**Given exercise**
Repeat the listing exactly as given, omitting every image.

**Record excerpts**
——

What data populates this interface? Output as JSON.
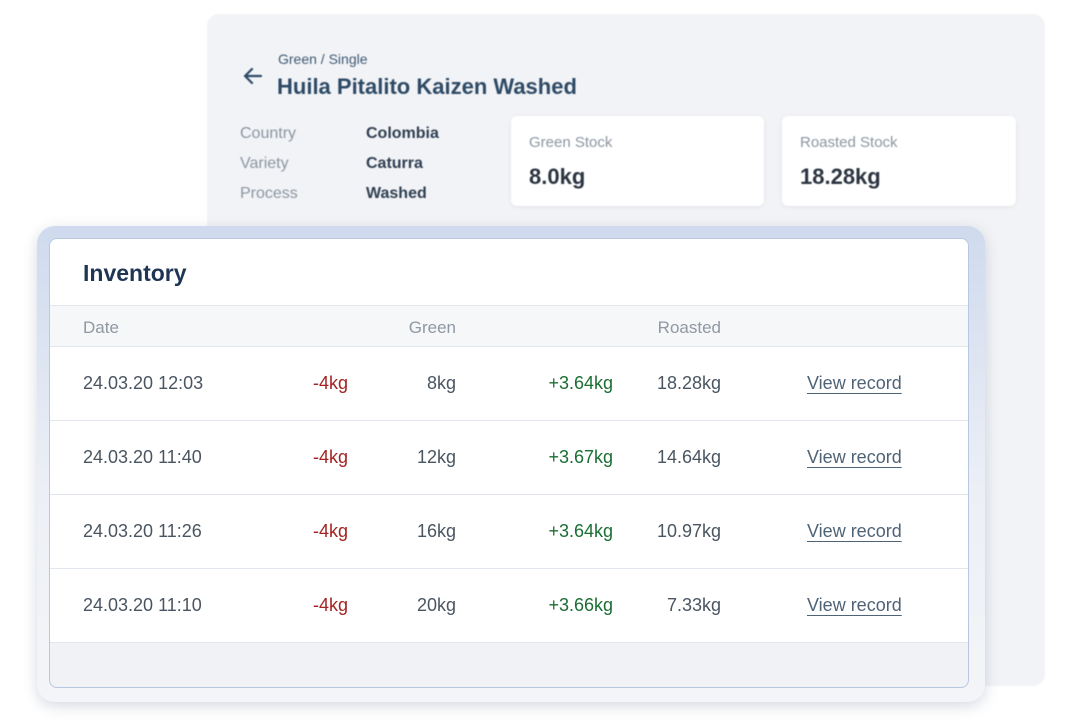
{
  "detail": {
    "breadcrumb": "Green / Single",
    "title": "Huila Pitalito Kaizen Washed",
    "attributes": [
      {
        "label": "Country",
        "value": "Colombia"
      },
      {
        "label": "Variety",
        "value": "Caturra"
      },
      {
        "label": "Process",
        "value": "Washed"
      }
    ],
    "green_stock": {
      "label": "Green Stock",
      "value": "8.0kg"
    },
    "roasted_stock": {
      "label": "Roasted Stock",
      "value": "18.28kg"
    }
  },
  "inventory": {
    "title": "Inventory",
    "columns": {
      "date": "Date",
      "green": "Green",
      "roasted": "Roasted"
    },
    "rows": [
      {
        "date": "24.03.20 12:03",
        "green_delta": "-4kg",
        "green_total": "8kg",
        "roasted_delta": "+3.64kg",
        "roasted_total": "18.28kg",
        "link": "View record"
      },
      {
        "date": "24.03.20 11:40",
        "green_delta": "-4kg",
        "green_total": "12kg",
        "roasted_delta": "+3.67kg",
        "roasted_total": "14.64kg",
        "link": "View record"
      },
      {
        "date": "24.03.20 11:26",
        "green_delta": "-4kg",
        "green_total": "16kg",
        "roasted_delta": "+3.64kg",
        "roasted_total": "10.97kg",
        "link": "View record"
      },
      {
        "date": "24.03.20 11:10",
        "green_delta": "-4kg",
        "green_total": "20kg",
        "roasted_delta": "+3.66kg",
        "roasted_total": "7.33kg",
        "link": "View record"
      }
    ]
  },
  "icons": {
    "back": "arrow-left-icon"
  },
  "colors": {
    "negative": "#a32222",
    "positive": "#1b6e33",
    "title": "#1f3554"
  }
}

——

**Result for this exercise**
What data populates this interface? Output as JSON.
{
  "detail": {
    "breadcrumb": "Green / Single",
    "title": "Huila Pitalito Kaizen Washed",
    "attributes": [
      {
        "label": "Country",
        "value": "Colombia"
      },
      {
        "label": "Variety",
        "value": "Caturra"
      },
      {
        "label": "Process",
        "value": "Washed"
      }
    ],
    "green_stock": {
      "label": "Green Stock",
      "value": "8.0kg"
    },
    "roasted_stock": {
      "label": "Roasted Stock",
      "value": "18.28kg"
    }
  },
  "inventory": {
    "title": "Inventory",
    "columns": {
      "date": "Date",
      "green": "Green",
      "roasted": "Roasted"
    },
    "rows": [
      {
        "date": "24.03.20 12:03",
        "green_delta": "-4kg",
        "green_total": "8kg",
        "roasted_delta": "+3.64kg",
        "roasted_total": "18.28kg",
        "link": "View record"
      },
      {
        "date": "24.03.20 11:40",
        "green_delta": "-4kg",
        "green_total": "12kg",
        "roasted_delta": "+3.67kg",
        "roasted_total": "14.64kg",
        "link": "View record"
      },
      {
        "date": "24.03.20 11:26",
        "green_delta": "-4kg",
        "green_total": "16kg",
        "roasted_delta": "+3.64kg",
        "roasted_total": "10.97kg",
        "link": "View record"
      },
      {
        "date": "24.03.20 11:10",
        "green_delta": "-4kg",
        "green_total": "20kg",
        "roasted_delta": "+3.66kg",
        "roasted_total": "7.33kg",
        "link": "View record"
      }
    ]
  },
  "icons": {
    "back": "arrow-left-icon"
  },
  "colors": {
    "negative": "#a32222",
    "positive": "#1b6e33",
    "title": "#1f3554"
  }
}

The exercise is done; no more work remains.